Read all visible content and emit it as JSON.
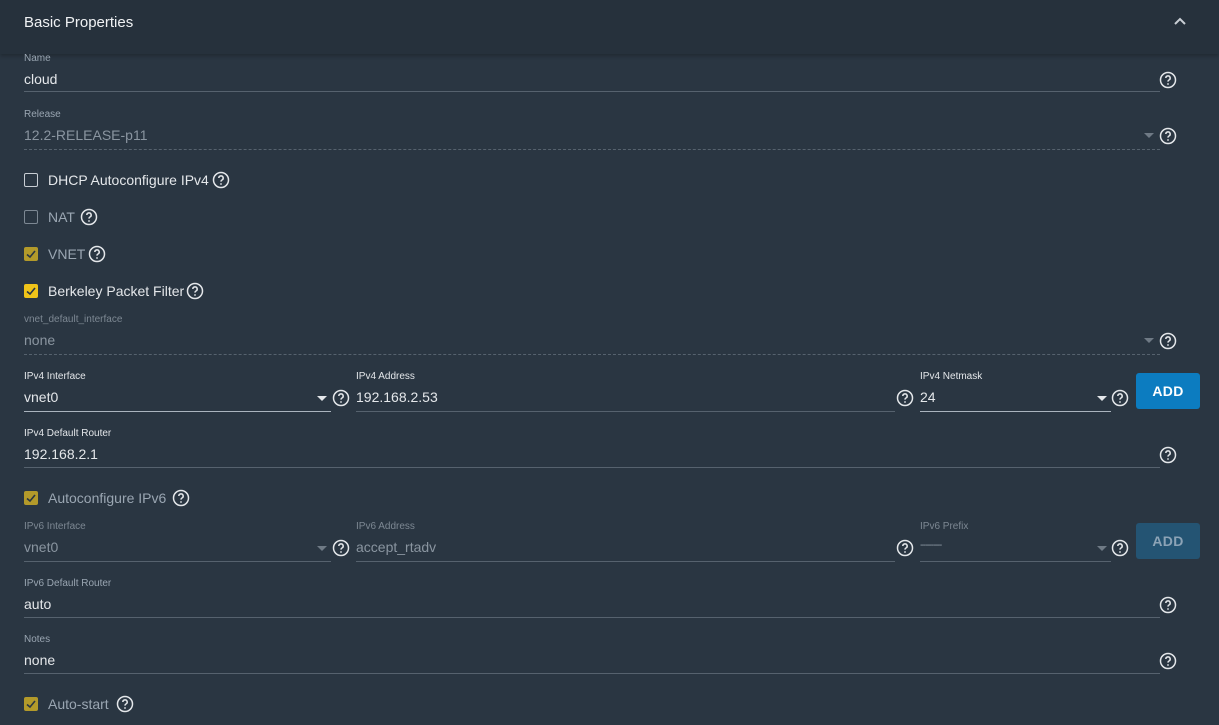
{
  "section": {
    "title": "Basic Properties"
  },
  "icons": {
    "help": "help-circle-icon",
    "collapse": "chevron-up-icon",
    "dropdown": "caret-down-icon",
    "check": "check-icon"
  },
  "colors": {
    "accent_checkbox": "#f0c419",
    "primary_button": "#0c7cc0",
    "background": "#2a3642"
  },
  "name": {
    "label": "Name",
    "value": "cloud"
  },
  "release": {
    "label": "Release",
    "value": "12.2-RELEASE-p11"
  },
  "checkboxes": {
    "dhcp": {
      "label": "DHCP Autoconfigure IPv4",
      "checked": false
    },
    "nat": {
      "label": "NAT",
      "checked": false
    },
    "vnet": {
      "label": "VNET",
      "checked": true
    },
    "bpf": {
      "label": "Berkeley Packet Filter",
      "checked": true
    },
    "autoconf_ipv6": {
      "label": "Autoconfigure IPv6",
      "checked": true
    },
    "autostart": {
      "label": "Auto-start",
      "checked": true
    }
  },
  "vnet_default_interface": {
    "label": "vnet_default_interface",
    "value": "none"
  },
  "ipv4": {
    "interface": {
      "label": "IPv4 Interface",
      "value": "vnet0"
    },
    "address": {
      "label": "IPv4 Address",
      "value": "192.168.2.53"
    },
    "netmask": {
      "label": "IPv4 Netmask",
      "value": "24"
    },
    "add_label": "ADD"
  },
  "ipv4_default_router": {
    "label": "IPv4 Default Router",
    "value": "192.168.2.1"
  },
  "ipv6": {
    "interface": {
      "label": "IPv6 Interface",
      "value": "vnet0"
    },
    "address": {
      "label": "IPv6 Address",
      "value": "accept_rtadv"
    },
    "prefix": {
      "label": "IPv6 Prefix",
      "value": "--------"
    },
    "add_label": "ADD"
  },
  "ipv6_default_router": {
    "label": "IPv6 Default Router",
    "value": "auto"
  },
  "notes": {
    "label": "Notes",
    "value": "none"
  }
}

• _EXERCISE INSTRUCTIONS_
Give every line above again exactly, with no pictures.

• _FINISHED TASK_
Read all visible content and emit it as JSON.
{
  "section": {
    "title": "Basic Properties"
  },
  "icons": {
    "help": "help-circle-icon",
    "collapse": "chevron-up-icon",
    "dropdown": "caret-down-icon",
    "check": "check-icon"
  },
  "colors": {
    "accent_checkbox": "#f0c419",
    "primary_button": "#0c7cc0",
    "background": "#2a3642"
  },
  "name": {
    "label": "Name",
    "value": "cloud"
  },
  "release": {
    "label": "Release",
    "value": "12.2-RELEASE-p11"
  },
  "checkboxes": {
    "dhcp": {
      "label": "DHCP Autoconfigure IPv4",
      "checked": false
    },
    "nat": {
      "label": "NAT",
      "checked": false
    },
    "vnet": {
      "label": "VNET",
      "checked": true
    },
    "bpf": {
      "label": "Berkeley Packet Filter",
      "checked": true
    },
    "autoconf_ipv6": {
      "label": "Autoconfigure IPv6",
      "checked": true
    },
    "autostart": {
      "label": "Auto-start",
      "checked": true
    }
  },
  "vnet_default_interface": {
    "label": "vnet_default_interface",
    "value": "none"
  },
  "ipv4": {
    "interface": {
      "label": "IPv4 Interface",
      "value": "vnet0"
    },
    "address": {
      "label": "IPv4 Address",
      "value": "192.168.2.53"
    },
    "netmask": {
      "label": "IPv4 Netmask",
      "value": "24"
    },
    "add_label": "ADD"
  },
  "ipv4_default_router": {
    "label": "IPv4 Default Router",
    "value": "192.168.2.1"
  },
  "ipv6": {
    "interface": {
      "label": "IPv6 Interface",
      "value": "vnet0"
    },
    "address": {
      "label": "IPv6 Address",
      "value": "accept_rtadv"
    },
    "prefix": {
      "label": "IPv6 Prefix",
      "value": "--------"
    },
    "add_label": "ADD"
  },
  "ipv6_default_router": {
    "label": "IPv6 Default Router",
    "value": "auto"
  },
  "notes": {
    "label": "Notes",
    "value": "none"
  }
}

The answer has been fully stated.